*Exercise goal*: Retype each line exactly. Skip images.

*Items*:
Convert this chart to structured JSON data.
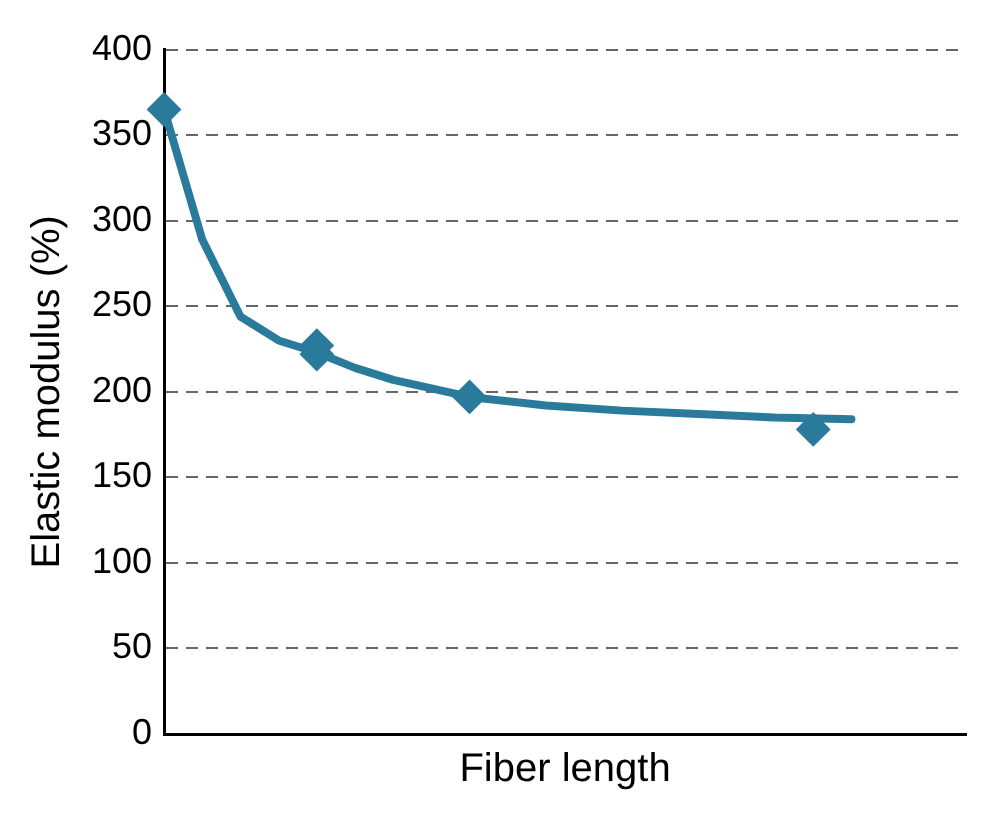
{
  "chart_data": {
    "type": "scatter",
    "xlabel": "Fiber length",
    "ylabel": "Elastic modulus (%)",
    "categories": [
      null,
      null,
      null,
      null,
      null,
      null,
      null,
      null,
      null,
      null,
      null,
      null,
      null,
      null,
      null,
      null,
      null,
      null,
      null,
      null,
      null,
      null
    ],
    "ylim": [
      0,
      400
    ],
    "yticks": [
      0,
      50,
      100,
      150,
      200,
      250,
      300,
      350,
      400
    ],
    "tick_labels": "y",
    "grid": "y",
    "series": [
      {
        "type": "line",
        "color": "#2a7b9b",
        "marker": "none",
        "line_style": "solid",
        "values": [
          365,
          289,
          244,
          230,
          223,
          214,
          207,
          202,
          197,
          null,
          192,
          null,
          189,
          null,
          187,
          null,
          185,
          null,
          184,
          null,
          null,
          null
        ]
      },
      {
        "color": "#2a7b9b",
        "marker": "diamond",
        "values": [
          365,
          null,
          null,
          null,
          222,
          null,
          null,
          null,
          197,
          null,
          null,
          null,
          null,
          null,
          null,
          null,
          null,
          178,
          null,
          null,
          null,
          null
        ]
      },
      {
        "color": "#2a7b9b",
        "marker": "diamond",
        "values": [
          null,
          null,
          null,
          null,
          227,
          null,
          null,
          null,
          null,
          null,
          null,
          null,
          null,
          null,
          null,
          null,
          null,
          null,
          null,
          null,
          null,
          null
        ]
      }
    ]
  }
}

*Written response*:
Convert this chart to structured JSON data.
{
  "chart_data": {
    "type": "scatter",
    "xlabel": "Fiber length",
    "ylabel": "Elastic modulus (%)",
    "categories": [
      null,
      null,
      null,
      null,
      null,
      null,
      null,
      null,
      null,
      null,
      null,
      null,
      null,
      null,
      null,
      null,
      null,
      null,
      null,
      null,
      null,
      null
    ],
    "ylim": [
      0,
      400
    ],
    "yticks": [
      0,
      50,
      100,
      150,
      200,
      250,
      300,
      350,
      400
    ],
    "tick_labels": "y",
    "grid": "y",
    "series": [
      {
        "type": "line",
        "color": "#2a7b9b",
        "marker": "none",
        "line_style": "solid",
        "values": [
          365,
          289,
          244,
          230,
          223,
          214,
          207,
          202,
          197,
          null,
          192,
          null,
          189,
          null,
          187,
          null,
          185,
          null,
          184,
          null,
          null,
          null
        ]
      },
      {
        "color": "#2a7b9b",
        "marker": "diamond",
        "values": [
          365,
          null,
          null,
          null,
          222,
          null,
          null,
          null,
          197,
          null,
          null,
          null,
          null,
          null,
          null,
          null,
          null,
          178,
          null,
          null,
          null,
          null
        ]
      },
      {
        "color": "#2a7b9b",
        "marker": "diamond",
        "values": [
          null,
          null,
          null,
          null,
          227,
          null,
          null,
          null,
          null,
          null,
          null,
          null,
          null,
          null,
          null,
          null,
          null,
          null,
          null,
          null,
          null,
          null
        ]
      }
    ]
  }
}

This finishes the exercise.